### INSTRUCTION
For the listing underneath, give the count of lines containing the string "Settings" and nothing further.

### AVAILABLE RECORDS
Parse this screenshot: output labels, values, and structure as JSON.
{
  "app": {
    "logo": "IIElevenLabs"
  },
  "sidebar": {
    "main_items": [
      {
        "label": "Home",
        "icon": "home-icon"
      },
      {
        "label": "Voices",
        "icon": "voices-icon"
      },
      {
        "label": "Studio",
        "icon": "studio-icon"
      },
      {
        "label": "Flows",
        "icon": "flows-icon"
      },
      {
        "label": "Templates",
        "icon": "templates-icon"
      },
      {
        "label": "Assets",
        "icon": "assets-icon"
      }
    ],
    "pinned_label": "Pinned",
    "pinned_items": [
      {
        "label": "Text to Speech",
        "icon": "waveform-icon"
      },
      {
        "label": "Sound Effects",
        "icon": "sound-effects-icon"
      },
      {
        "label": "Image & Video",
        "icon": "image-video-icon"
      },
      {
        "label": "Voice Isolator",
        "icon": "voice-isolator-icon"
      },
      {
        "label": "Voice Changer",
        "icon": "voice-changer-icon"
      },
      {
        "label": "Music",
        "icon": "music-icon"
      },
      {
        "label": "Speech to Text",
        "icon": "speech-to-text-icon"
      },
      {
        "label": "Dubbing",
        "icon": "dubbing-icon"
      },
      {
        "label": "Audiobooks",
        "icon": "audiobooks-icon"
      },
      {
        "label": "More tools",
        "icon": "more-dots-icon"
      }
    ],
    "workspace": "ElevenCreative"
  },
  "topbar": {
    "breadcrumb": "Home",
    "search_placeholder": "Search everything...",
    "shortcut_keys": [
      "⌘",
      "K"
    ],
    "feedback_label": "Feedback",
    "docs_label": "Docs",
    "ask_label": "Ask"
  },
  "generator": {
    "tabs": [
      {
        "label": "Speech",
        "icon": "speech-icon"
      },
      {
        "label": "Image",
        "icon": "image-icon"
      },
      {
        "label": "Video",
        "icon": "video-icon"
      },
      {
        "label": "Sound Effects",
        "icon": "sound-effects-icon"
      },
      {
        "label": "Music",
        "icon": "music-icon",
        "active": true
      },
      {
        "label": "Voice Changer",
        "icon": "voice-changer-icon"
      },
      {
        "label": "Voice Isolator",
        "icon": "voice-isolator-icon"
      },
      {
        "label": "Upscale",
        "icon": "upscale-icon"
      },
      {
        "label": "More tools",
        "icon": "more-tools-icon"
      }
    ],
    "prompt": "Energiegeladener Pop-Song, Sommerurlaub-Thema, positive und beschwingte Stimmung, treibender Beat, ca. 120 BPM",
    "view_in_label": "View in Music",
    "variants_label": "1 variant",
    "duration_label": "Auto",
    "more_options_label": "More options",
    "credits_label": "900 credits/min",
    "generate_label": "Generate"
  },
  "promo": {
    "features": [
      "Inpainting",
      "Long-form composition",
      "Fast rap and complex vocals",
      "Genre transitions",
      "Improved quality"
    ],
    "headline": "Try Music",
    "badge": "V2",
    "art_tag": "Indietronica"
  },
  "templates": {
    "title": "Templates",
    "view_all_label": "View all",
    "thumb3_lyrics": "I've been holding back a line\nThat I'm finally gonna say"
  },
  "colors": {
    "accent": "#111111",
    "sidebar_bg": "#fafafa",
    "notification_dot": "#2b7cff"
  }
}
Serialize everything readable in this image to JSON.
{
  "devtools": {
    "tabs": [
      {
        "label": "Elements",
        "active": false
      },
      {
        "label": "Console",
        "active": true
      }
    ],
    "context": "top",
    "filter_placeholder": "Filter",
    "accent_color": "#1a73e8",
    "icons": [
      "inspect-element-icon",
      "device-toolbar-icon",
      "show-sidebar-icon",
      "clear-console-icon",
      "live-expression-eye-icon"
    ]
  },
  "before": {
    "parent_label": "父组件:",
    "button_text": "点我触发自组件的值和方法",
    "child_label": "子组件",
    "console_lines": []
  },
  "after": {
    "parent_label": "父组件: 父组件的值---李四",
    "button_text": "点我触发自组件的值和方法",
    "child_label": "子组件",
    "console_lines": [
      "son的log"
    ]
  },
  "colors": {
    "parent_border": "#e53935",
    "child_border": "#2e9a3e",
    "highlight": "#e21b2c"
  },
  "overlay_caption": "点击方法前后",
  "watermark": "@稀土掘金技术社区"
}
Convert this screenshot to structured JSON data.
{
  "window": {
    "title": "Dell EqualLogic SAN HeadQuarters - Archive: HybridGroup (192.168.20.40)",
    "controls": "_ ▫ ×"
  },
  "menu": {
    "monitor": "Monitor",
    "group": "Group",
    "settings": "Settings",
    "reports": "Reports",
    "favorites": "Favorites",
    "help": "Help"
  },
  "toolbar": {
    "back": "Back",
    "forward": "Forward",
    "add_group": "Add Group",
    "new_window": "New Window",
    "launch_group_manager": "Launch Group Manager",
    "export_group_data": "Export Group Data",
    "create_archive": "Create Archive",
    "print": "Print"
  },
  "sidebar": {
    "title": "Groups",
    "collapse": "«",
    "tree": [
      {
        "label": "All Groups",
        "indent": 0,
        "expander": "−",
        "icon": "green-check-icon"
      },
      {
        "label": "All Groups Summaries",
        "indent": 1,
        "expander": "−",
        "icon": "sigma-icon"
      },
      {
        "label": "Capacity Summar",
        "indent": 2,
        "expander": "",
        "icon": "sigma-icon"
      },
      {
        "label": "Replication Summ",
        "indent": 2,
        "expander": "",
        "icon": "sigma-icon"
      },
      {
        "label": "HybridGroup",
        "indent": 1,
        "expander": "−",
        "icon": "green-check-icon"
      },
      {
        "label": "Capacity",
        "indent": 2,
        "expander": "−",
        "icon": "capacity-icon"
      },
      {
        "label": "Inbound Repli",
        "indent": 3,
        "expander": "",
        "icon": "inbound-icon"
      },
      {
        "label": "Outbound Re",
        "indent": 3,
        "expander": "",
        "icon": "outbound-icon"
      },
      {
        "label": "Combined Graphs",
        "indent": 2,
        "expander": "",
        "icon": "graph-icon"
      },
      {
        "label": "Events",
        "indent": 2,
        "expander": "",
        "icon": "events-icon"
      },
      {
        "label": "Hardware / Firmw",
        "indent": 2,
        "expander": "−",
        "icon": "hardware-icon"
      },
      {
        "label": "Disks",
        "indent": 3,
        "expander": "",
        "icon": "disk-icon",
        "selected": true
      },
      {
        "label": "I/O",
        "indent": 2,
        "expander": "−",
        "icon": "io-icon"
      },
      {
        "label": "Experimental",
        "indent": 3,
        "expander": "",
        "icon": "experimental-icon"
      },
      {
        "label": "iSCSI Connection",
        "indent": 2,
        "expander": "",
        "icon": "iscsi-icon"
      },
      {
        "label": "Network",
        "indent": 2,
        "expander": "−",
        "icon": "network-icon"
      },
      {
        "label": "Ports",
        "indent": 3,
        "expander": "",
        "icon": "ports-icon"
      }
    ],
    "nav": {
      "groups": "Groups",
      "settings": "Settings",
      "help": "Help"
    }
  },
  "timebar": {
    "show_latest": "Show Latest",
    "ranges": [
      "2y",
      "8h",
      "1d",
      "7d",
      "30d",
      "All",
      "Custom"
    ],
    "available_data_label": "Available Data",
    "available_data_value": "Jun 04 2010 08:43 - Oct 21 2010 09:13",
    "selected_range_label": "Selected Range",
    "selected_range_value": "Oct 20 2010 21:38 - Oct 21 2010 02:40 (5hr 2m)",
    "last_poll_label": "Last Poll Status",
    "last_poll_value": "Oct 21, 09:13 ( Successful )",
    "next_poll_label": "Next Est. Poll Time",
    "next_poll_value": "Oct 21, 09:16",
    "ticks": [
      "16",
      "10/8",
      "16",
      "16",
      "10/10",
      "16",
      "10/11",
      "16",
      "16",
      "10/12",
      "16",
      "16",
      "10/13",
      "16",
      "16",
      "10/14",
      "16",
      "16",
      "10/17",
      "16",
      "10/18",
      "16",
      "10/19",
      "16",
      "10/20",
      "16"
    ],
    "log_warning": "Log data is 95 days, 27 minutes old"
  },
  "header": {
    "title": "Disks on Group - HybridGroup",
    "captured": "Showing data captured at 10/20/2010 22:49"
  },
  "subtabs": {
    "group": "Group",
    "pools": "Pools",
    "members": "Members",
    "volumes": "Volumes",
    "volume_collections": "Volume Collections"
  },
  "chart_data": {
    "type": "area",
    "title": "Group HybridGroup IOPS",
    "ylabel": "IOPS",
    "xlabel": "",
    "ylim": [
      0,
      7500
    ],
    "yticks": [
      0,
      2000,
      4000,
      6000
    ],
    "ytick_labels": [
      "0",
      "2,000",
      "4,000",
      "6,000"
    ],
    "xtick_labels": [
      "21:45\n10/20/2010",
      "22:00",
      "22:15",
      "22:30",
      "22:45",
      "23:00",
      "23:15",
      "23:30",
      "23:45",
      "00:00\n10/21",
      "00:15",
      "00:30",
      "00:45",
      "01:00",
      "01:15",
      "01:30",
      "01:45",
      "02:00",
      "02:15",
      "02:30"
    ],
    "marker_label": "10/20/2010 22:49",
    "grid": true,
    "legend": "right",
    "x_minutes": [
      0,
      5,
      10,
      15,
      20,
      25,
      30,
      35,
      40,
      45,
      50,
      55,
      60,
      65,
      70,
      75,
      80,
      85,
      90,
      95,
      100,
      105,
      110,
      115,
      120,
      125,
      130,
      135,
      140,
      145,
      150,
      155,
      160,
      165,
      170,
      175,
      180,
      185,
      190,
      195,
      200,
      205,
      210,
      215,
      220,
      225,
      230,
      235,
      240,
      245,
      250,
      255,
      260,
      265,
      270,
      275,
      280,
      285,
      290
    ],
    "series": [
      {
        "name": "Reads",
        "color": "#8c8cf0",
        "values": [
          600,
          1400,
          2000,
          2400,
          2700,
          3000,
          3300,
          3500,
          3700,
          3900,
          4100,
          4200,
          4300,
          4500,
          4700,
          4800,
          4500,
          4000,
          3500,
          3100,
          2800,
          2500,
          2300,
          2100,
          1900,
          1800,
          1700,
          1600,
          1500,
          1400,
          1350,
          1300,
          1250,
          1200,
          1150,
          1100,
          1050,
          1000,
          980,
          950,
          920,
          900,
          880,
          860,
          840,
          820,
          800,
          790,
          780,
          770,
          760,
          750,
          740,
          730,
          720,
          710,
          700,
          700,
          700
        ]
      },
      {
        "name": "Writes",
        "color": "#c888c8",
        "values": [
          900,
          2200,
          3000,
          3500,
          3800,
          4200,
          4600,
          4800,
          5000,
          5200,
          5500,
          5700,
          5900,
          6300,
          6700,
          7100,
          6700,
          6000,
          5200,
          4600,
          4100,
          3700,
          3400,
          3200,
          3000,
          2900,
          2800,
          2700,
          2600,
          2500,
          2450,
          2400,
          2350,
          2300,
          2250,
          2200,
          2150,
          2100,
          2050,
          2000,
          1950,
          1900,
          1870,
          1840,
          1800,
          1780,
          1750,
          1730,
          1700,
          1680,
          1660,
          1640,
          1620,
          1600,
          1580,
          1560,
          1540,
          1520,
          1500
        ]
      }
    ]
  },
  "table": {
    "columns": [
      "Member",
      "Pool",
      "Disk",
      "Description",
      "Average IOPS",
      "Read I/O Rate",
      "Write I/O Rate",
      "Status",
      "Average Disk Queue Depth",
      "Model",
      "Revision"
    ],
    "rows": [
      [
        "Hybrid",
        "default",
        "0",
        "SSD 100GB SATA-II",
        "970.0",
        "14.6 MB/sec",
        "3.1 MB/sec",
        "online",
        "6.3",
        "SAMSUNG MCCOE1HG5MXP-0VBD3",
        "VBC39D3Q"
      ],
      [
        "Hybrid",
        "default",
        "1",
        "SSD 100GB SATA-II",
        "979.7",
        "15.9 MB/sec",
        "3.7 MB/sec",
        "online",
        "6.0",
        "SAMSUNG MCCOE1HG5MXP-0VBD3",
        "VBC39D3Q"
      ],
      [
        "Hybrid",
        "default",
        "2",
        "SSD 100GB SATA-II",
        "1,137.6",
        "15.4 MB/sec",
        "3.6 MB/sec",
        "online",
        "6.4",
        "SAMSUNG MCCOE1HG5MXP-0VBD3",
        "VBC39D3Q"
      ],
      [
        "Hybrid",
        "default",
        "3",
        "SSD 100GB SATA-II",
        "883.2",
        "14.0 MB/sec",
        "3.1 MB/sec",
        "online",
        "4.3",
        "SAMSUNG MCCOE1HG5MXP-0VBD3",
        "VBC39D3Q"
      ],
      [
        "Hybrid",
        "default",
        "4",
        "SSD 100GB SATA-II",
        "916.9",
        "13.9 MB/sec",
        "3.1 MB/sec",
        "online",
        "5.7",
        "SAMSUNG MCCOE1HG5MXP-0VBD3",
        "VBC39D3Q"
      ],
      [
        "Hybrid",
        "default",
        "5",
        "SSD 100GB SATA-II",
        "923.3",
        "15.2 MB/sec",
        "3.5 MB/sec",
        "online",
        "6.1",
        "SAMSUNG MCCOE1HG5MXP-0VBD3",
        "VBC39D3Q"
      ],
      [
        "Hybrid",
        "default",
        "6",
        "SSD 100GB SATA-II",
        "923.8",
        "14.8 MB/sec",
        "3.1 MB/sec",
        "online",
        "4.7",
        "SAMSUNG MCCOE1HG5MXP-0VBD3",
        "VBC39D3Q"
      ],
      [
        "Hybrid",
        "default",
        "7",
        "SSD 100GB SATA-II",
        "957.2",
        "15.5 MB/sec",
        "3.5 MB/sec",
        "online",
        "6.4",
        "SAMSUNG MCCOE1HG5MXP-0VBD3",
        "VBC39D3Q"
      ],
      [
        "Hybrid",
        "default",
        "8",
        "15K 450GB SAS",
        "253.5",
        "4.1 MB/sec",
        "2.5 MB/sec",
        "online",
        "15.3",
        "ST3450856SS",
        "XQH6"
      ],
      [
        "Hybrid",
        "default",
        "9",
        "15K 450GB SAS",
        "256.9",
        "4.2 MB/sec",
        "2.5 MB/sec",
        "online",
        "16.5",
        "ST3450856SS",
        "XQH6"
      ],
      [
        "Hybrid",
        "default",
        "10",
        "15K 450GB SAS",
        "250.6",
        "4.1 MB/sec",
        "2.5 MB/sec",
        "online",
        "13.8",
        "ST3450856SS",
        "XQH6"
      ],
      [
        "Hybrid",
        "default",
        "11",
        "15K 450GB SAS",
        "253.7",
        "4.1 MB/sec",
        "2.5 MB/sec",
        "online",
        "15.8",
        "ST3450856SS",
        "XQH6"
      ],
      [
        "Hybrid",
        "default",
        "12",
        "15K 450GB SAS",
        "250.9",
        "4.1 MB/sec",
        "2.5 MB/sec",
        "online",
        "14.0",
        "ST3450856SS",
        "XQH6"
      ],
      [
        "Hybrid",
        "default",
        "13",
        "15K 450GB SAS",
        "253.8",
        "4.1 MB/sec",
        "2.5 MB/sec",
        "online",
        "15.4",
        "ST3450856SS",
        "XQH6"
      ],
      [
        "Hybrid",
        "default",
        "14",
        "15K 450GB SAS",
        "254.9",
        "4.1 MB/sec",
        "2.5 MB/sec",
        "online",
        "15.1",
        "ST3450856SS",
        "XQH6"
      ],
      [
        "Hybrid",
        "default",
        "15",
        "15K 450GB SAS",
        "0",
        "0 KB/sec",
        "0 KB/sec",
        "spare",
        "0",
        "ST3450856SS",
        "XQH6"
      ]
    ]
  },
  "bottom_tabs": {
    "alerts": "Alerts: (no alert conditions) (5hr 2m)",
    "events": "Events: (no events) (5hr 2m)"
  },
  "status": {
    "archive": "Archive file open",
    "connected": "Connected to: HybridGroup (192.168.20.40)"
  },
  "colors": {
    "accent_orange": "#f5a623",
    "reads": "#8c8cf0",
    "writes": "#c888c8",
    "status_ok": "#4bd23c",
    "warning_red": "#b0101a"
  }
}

### EXPECTED OUTPUT
2